** begin Provided information **
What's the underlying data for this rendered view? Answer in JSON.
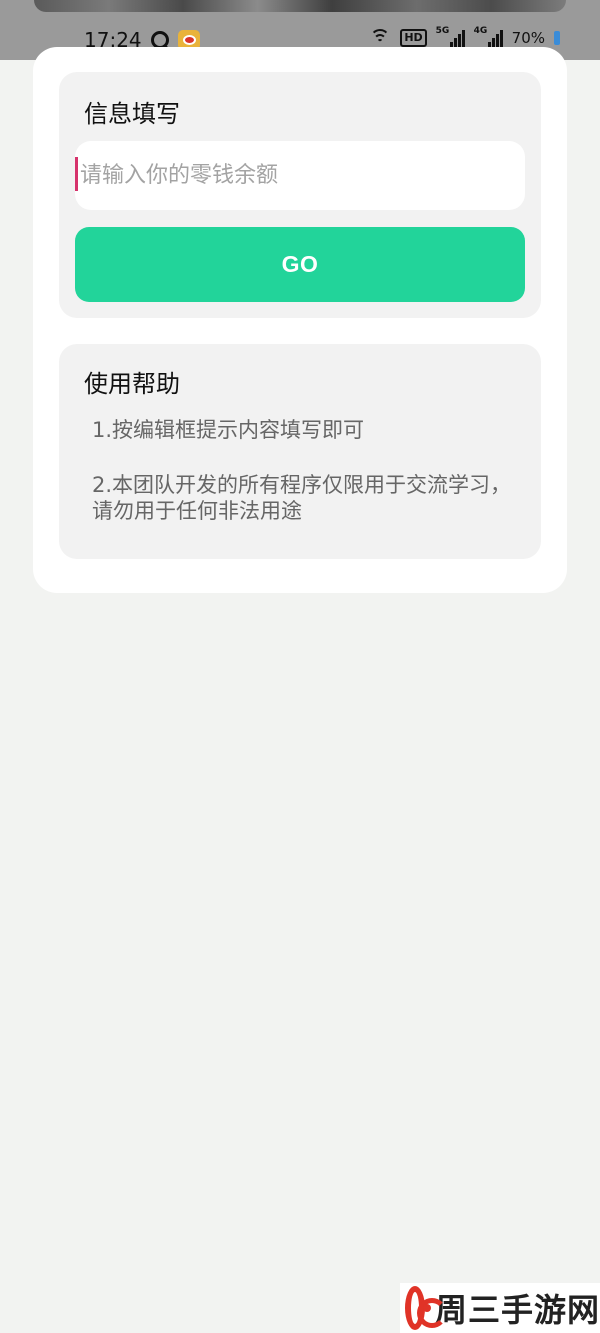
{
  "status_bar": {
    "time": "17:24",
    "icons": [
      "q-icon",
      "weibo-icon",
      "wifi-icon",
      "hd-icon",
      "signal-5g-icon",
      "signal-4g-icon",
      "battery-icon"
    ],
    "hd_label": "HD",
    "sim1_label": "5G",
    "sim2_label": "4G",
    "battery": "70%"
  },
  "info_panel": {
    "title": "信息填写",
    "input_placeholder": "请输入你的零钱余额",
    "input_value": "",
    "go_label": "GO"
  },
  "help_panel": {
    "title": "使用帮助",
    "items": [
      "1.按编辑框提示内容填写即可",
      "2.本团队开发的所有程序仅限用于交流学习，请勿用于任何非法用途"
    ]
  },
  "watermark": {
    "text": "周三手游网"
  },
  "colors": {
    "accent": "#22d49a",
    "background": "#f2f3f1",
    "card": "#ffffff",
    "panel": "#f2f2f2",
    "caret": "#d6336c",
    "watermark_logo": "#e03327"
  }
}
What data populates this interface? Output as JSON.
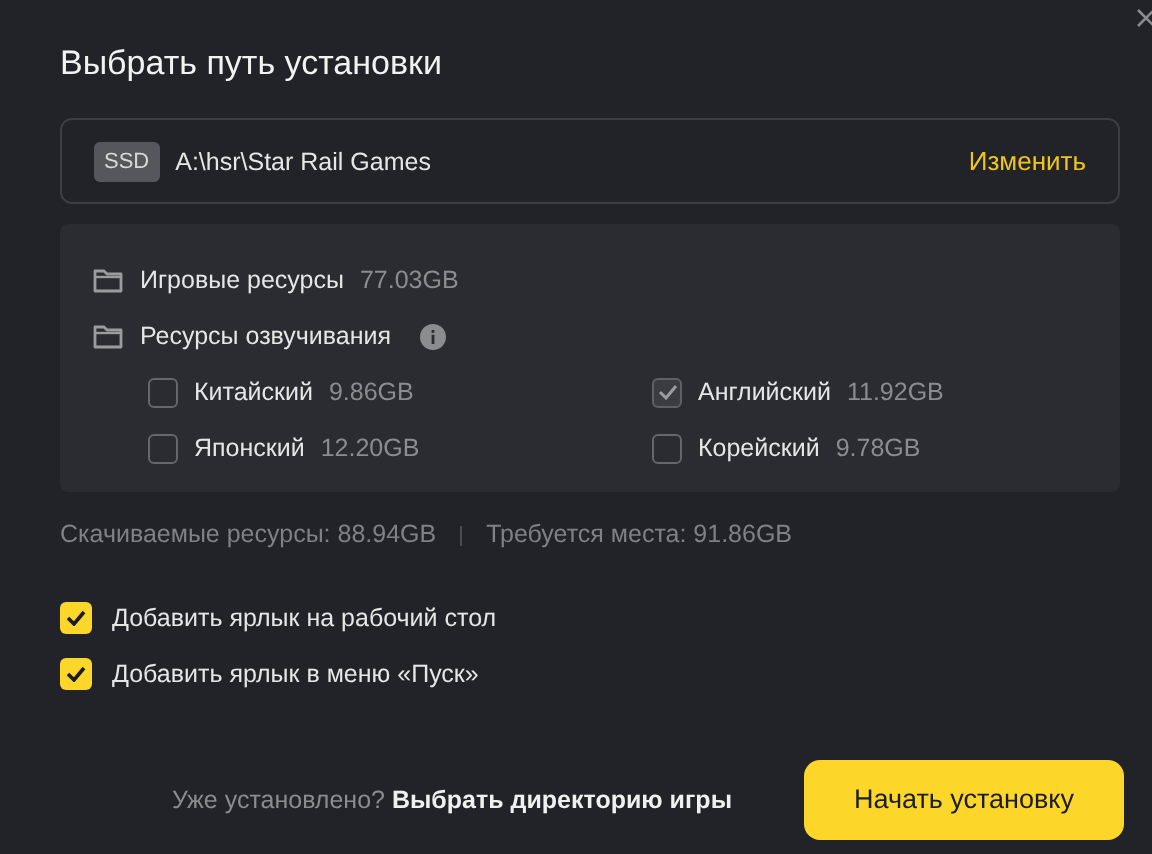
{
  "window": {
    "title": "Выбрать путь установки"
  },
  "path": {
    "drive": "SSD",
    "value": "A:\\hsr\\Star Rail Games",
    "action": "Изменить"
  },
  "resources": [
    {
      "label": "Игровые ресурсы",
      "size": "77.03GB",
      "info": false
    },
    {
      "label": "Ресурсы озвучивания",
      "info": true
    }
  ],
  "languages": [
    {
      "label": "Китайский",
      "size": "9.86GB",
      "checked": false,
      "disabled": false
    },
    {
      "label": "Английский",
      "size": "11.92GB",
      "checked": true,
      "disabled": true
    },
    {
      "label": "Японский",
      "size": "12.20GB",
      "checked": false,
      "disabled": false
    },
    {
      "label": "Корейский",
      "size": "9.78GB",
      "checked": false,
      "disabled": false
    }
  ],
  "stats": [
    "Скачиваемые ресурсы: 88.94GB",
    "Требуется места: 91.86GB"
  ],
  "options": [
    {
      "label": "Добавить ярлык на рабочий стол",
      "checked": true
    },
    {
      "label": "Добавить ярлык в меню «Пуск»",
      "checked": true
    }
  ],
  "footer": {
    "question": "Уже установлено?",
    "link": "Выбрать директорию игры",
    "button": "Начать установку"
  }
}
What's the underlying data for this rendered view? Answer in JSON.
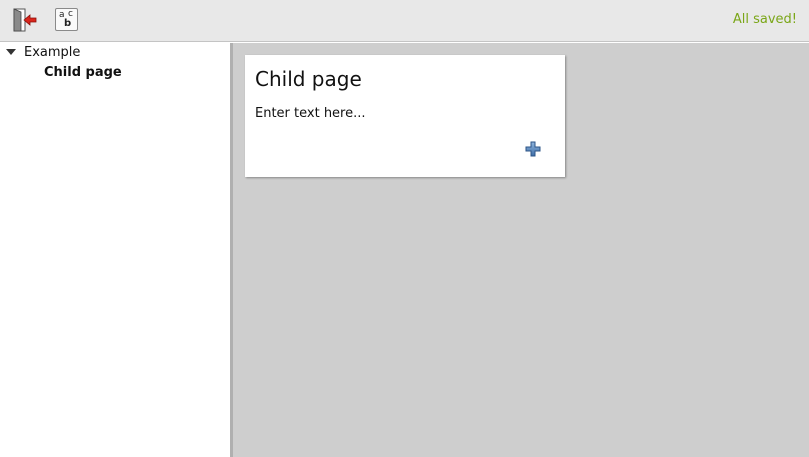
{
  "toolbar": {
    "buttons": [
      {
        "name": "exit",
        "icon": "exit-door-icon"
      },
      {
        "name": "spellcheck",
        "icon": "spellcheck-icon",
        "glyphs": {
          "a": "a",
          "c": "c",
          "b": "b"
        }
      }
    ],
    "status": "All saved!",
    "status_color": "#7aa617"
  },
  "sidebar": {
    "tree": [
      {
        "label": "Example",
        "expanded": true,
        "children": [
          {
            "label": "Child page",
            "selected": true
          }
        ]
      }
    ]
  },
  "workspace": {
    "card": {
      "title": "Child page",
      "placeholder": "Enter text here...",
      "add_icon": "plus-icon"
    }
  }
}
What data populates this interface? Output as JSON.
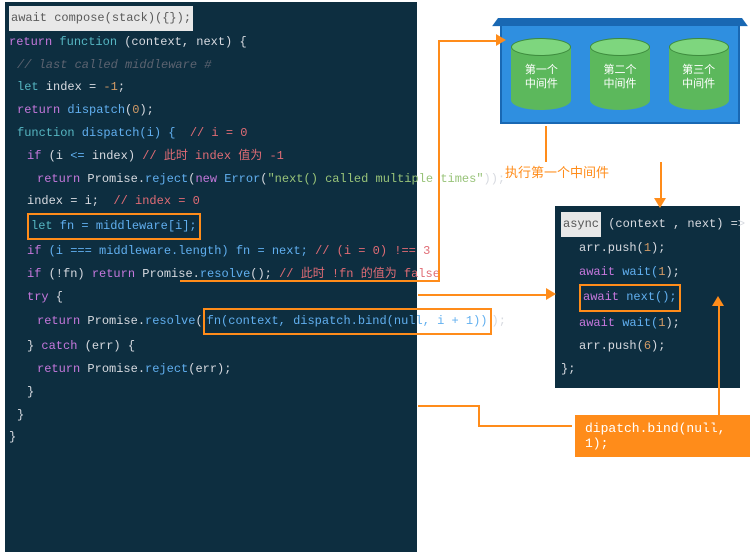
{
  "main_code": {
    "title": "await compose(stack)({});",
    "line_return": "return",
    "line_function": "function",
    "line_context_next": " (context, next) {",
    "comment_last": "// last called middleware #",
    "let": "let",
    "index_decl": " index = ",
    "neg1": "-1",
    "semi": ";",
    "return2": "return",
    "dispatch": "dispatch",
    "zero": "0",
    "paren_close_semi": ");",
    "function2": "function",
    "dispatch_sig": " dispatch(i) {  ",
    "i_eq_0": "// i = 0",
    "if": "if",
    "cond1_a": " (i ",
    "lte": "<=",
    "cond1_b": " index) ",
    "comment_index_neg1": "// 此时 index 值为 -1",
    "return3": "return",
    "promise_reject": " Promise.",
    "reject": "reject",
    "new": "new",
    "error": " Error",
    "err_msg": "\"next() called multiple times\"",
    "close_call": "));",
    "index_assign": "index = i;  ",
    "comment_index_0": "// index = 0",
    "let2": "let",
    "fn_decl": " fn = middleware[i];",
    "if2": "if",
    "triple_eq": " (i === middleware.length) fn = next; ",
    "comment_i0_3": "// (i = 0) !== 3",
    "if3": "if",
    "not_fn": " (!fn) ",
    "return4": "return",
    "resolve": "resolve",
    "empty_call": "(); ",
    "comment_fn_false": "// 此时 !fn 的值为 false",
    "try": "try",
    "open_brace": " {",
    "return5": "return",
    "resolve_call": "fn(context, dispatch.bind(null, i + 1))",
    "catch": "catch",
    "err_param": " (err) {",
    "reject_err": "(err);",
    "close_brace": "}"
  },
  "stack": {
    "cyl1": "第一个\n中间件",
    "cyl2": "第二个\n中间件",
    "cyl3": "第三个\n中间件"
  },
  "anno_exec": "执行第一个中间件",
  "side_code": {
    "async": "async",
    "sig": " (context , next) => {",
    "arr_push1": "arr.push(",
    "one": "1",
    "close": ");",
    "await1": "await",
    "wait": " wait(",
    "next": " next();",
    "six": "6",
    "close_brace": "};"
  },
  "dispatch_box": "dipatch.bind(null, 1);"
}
** end Provided information **
Which lines above contain the word "null"? Copy each of them.

■ **Expected output**:
    "resolve_call": "fn(context, dispatch.bind(null, i + 1))",
  "dispatch_box": "dipatch.bind(null, 1);"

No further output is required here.